EXERCISE DETAILS: Word for word, restate every line of the listing that follows.

DATASET:
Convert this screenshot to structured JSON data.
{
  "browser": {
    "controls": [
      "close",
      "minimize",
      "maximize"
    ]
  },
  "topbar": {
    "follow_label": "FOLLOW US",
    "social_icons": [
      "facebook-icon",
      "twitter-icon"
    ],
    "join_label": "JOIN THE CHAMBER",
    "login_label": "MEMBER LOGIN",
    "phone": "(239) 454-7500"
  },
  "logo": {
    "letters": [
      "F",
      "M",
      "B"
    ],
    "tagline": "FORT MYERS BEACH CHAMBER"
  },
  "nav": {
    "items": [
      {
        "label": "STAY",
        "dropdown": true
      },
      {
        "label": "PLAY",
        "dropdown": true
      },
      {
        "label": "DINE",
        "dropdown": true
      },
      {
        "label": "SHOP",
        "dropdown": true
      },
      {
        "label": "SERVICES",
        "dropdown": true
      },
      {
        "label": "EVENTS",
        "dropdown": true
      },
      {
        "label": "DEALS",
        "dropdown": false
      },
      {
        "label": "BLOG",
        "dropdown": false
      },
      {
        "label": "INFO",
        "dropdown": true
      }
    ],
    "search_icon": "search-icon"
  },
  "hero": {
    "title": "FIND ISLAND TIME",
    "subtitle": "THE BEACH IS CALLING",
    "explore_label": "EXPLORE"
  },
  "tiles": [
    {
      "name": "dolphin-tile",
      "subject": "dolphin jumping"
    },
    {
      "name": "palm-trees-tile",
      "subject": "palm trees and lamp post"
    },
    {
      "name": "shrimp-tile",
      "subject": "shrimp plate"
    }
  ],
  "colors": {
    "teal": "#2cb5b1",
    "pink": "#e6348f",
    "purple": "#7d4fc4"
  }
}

RESPONSE:
Convert this screenshot to structured JSON data.
{
  "browser": {
    "controls": [
      "close",
      "minimize",
      "maximize"
    ]
  },
  "topbar": {
    "follow_label": "FOLLOW US",
    "social_icons": [
      "facebook-icon",
      "twitter-icon"
    ],
    "join_label": "JOIN THE CHAMBER",
    "login_label": "MEMBER LOGIN",
    "phone": "(239) 454-7500"
  },
  "logo": {
    "letters": [
      "F",
      "M",
      "B"
    ],
    "tagline": "FORT MYERS BEACH CHAMBER"
  },
  "nav": {
    "items": [
      {
        "label": "STAY",
        "dropdown": true
      },
      {
        "label": "PLAY",
        "dropdown": true
      },
      {
        "label": "DINE",
        "dropdown": true
      },
      {
        "label": "SHOP",
        "dropdown": true
      },
      {
        "label": "SERVICES",
        "dropdown": true
      },
      {
        "label": "EVENTS",
        "dropdown": true
      },
      {
        "label": "DEALS",
        "dropdown": false
      },
      {
        "label": "BLOG",
        "dropdown": false
      },
      {
        "label": "INFO",
        "dropdown": true
      }
    ],
    "search_icon": "search-icon"
  },
  "hero": {
    "title": "FIND ISLAND TIME",
    "subtitle": "THE BEACH IS CALLING",
    "explore_label": "EXPLORE"
  },
  "tiles": [
    {
      "name": "dolphin-tile",
      "subject": "dolphin jumping"
    },
    {
      "name": "palm-trees-tile",
      "subject": "palm trees and lamp post"
    },
    {
      "name": "shrimp-tile",
      "subject": "shrimp plate"
    }
  ],
  "colors": {
    "teal": "#2cb5b1",
    "pink": "#e6348f",
    "purple": "#7d4fc4"
  }
}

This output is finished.